* Task directions
Work out how many lines of the records contain "removed". Answer with the number and nothing else.

* Data listing
____________________
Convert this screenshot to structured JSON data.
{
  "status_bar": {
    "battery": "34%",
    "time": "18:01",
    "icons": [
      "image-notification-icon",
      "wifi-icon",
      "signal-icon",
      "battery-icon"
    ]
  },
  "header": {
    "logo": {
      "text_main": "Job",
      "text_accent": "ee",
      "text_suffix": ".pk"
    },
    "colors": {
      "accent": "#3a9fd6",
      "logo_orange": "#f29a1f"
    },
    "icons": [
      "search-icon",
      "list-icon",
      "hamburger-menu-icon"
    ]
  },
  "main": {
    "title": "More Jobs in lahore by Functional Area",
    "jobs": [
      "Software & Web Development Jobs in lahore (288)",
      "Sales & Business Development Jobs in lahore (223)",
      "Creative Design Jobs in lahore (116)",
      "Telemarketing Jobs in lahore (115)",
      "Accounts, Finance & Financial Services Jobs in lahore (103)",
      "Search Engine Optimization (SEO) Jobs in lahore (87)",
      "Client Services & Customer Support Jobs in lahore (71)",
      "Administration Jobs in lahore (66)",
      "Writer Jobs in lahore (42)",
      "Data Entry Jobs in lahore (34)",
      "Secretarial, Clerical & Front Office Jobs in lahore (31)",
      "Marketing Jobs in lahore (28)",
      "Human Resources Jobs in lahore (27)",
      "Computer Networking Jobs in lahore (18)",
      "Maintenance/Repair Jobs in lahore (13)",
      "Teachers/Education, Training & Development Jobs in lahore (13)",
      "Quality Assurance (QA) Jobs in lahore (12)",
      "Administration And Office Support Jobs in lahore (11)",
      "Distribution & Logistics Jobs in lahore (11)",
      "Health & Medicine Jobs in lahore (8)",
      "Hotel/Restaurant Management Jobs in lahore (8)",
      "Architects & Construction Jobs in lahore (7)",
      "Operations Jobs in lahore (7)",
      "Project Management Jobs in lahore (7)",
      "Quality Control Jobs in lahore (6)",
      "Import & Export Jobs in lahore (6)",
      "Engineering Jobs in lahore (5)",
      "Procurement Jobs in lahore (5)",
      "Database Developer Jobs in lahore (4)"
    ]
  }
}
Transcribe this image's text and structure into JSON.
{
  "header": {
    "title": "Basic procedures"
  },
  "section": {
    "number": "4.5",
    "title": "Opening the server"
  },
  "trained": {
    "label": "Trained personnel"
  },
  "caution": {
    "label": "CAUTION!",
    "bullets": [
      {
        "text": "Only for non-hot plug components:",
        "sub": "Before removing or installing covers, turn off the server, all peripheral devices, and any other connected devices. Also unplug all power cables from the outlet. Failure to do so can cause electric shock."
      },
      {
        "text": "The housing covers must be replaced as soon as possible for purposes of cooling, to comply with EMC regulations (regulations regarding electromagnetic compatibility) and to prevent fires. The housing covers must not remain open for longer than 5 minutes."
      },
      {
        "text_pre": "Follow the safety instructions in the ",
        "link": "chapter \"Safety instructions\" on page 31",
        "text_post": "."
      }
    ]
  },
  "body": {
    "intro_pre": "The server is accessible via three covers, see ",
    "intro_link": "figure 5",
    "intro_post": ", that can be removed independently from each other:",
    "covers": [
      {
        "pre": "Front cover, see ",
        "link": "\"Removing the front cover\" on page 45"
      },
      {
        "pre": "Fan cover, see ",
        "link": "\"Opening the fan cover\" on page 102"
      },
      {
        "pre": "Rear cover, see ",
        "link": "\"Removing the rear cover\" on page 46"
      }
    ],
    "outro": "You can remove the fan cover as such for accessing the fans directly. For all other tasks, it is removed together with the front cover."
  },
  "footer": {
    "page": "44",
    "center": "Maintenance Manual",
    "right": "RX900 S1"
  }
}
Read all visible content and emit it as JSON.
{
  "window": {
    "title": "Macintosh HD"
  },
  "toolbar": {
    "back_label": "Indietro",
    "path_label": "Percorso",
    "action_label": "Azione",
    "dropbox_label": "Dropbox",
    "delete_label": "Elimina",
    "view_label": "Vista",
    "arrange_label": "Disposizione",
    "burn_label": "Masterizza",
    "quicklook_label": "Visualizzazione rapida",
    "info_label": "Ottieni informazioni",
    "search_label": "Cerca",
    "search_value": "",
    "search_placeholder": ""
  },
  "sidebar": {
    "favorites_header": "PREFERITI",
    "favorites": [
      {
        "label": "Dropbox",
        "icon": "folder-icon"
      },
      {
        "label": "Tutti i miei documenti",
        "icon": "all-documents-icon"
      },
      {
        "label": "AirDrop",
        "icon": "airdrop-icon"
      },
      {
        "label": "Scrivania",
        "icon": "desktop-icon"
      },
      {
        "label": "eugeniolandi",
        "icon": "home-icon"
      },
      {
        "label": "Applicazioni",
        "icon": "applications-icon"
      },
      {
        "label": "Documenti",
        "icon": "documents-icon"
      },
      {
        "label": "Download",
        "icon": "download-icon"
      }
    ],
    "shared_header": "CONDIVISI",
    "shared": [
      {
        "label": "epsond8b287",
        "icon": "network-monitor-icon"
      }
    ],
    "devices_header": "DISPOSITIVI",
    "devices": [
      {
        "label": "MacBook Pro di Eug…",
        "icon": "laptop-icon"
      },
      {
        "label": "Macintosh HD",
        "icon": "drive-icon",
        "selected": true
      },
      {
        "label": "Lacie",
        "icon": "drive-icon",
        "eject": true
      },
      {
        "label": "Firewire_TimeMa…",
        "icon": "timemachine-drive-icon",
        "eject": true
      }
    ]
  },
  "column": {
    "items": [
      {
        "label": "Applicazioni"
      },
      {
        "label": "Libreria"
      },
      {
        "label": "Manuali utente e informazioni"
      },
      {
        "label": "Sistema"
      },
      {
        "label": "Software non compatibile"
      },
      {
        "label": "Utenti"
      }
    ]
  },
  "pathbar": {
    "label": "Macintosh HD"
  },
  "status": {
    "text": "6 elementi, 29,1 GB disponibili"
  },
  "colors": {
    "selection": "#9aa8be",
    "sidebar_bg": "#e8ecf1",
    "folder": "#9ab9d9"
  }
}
____________________
* Task result
2